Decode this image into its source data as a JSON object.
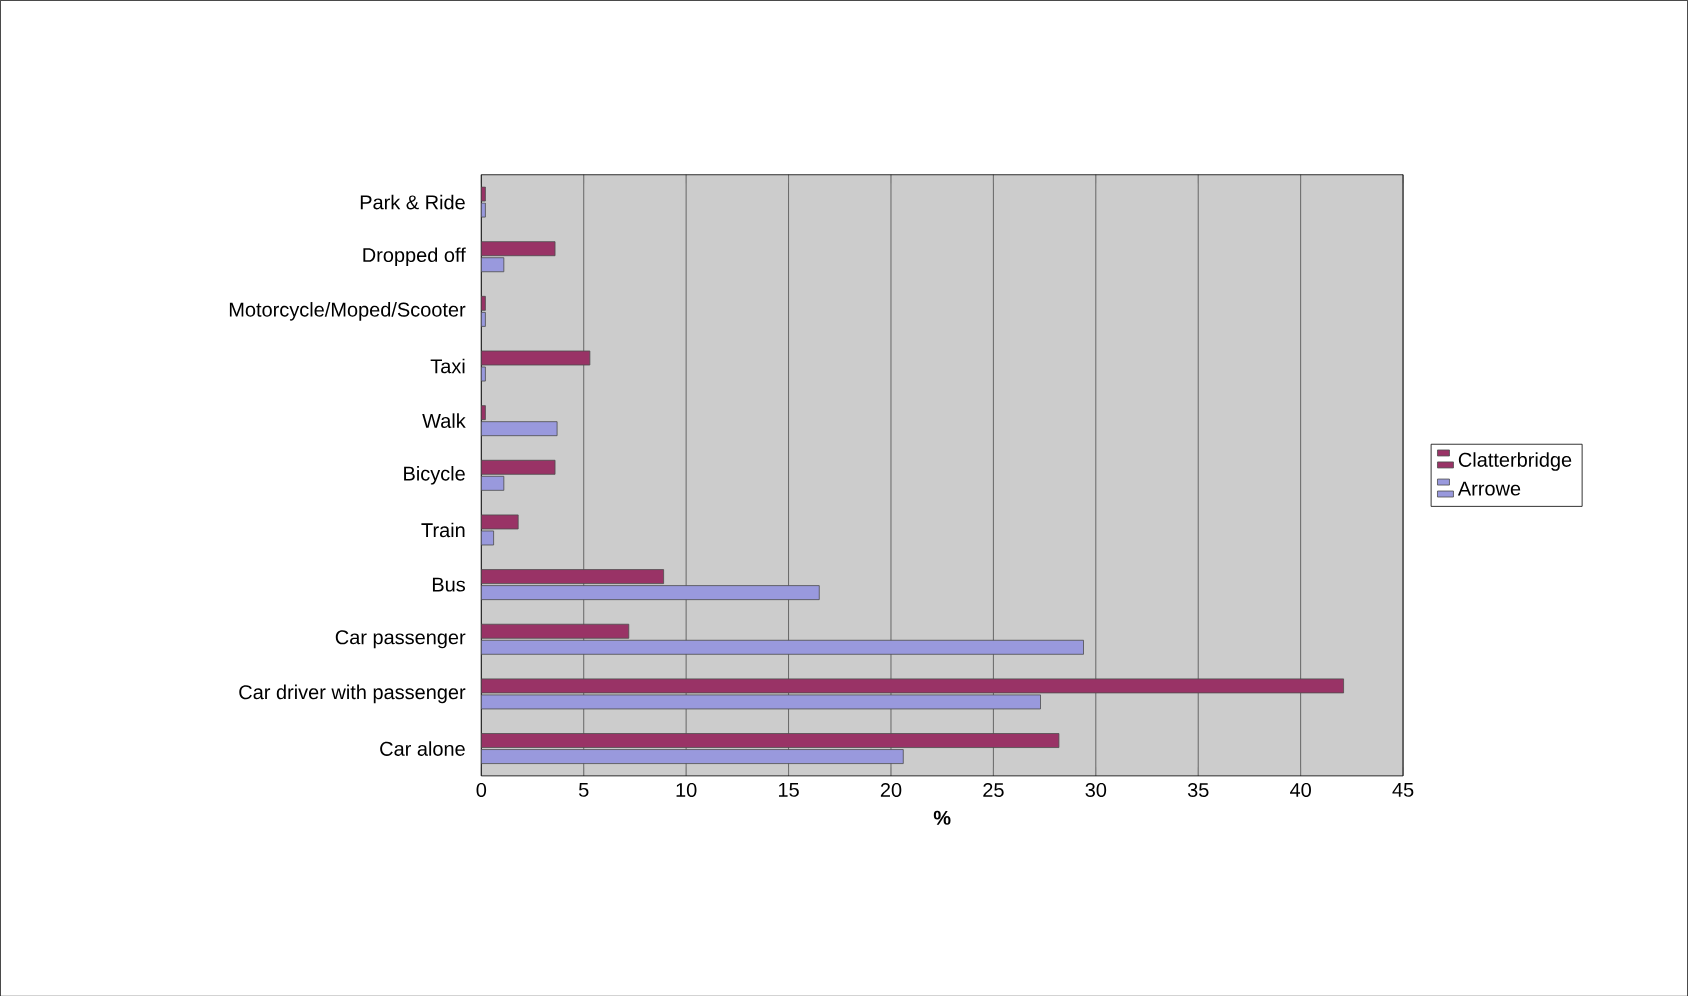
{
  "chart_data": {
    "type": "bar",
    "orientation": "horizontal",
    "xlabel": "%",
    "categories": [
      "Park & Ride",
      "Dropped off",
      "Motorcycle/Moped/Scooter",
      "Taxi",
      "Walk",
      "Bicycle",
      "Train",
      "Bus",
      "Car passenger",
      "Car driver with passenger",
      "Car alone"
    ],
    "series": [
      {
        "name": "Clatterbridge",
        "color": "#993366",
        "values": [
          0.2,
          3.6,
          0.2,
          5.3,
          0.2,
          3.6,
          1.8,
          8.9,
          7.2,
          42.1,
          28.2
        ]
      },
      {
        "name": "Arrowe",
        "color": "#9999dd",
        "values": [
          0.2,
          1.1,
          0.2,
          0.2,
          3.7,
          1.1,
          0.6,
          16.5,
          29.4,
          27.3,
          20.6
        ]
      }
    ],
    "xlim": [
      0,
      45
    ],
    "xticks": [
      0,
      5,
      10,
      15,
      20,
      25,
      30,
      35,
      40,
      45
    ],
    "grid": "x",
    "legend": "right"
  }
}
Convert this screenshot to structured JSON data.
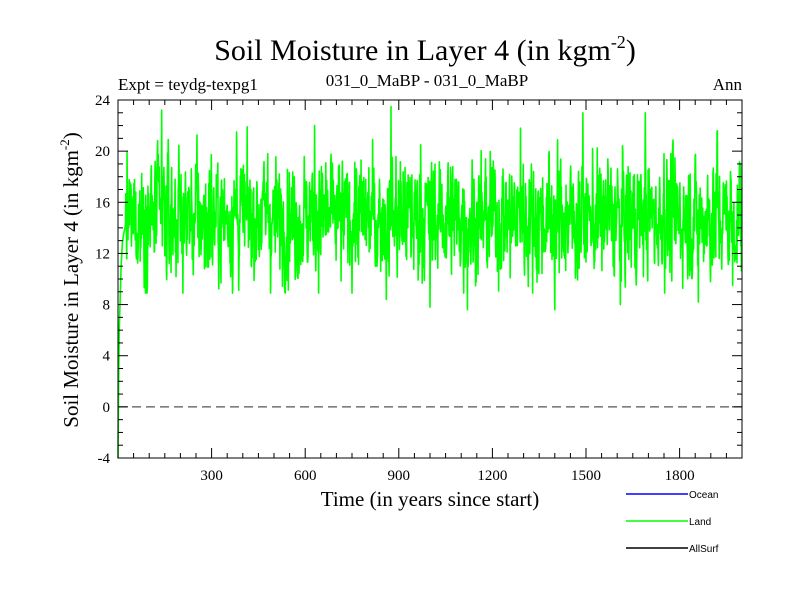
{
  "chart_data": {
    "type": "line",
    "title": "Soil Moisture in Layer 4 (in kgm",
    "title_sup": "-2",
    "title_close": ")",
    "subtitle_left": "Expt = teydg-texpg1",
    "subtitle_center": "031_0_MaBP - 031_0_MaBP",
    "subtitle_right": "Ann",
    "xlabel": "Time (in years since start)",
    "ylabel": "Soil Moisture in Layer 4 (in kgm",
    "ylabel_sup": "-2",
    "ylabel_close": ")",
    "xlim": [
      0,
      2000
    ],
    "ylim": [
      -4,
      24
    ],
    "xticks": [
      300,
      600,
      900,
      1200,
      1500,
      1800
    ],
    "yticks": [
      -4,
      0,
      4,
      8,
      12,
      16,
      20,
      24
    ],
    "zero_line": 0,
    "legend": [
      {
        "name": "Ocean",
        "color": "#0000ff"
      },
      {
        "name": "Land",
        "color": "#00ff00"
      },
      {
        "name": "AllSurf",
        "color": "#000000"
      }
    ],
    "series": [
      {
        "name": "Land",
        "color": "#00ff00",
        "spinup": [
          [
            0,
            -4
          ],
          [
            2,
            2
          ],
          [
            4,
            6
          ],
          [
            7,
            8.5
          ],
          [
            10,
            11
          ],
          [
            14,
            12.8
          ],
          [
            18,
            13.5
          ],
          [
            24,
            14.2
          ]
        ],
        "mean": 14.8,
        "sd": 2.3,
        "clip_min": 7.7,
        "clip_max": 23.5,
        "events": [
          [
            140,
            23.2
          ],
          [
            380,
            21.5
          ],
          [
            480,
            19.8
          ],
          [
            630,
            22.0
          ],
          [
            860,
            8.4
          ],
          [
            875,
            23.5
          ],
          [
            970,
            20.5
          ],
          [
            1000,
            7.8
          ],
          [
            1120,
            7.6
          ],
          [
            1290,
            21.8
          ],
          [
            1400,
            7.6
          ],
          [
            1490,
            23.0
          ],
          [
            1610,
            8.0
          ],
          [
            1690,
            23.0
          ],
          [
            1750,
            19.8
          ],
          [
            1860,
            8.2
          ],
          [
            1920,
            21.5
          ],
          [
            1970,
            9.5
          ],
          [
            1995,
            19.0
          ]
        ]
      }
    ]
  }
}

> Short task:
Identify every line where the string "passenger" appears.

> Response below:
      "Car passenger",
      "Car driver with passenger",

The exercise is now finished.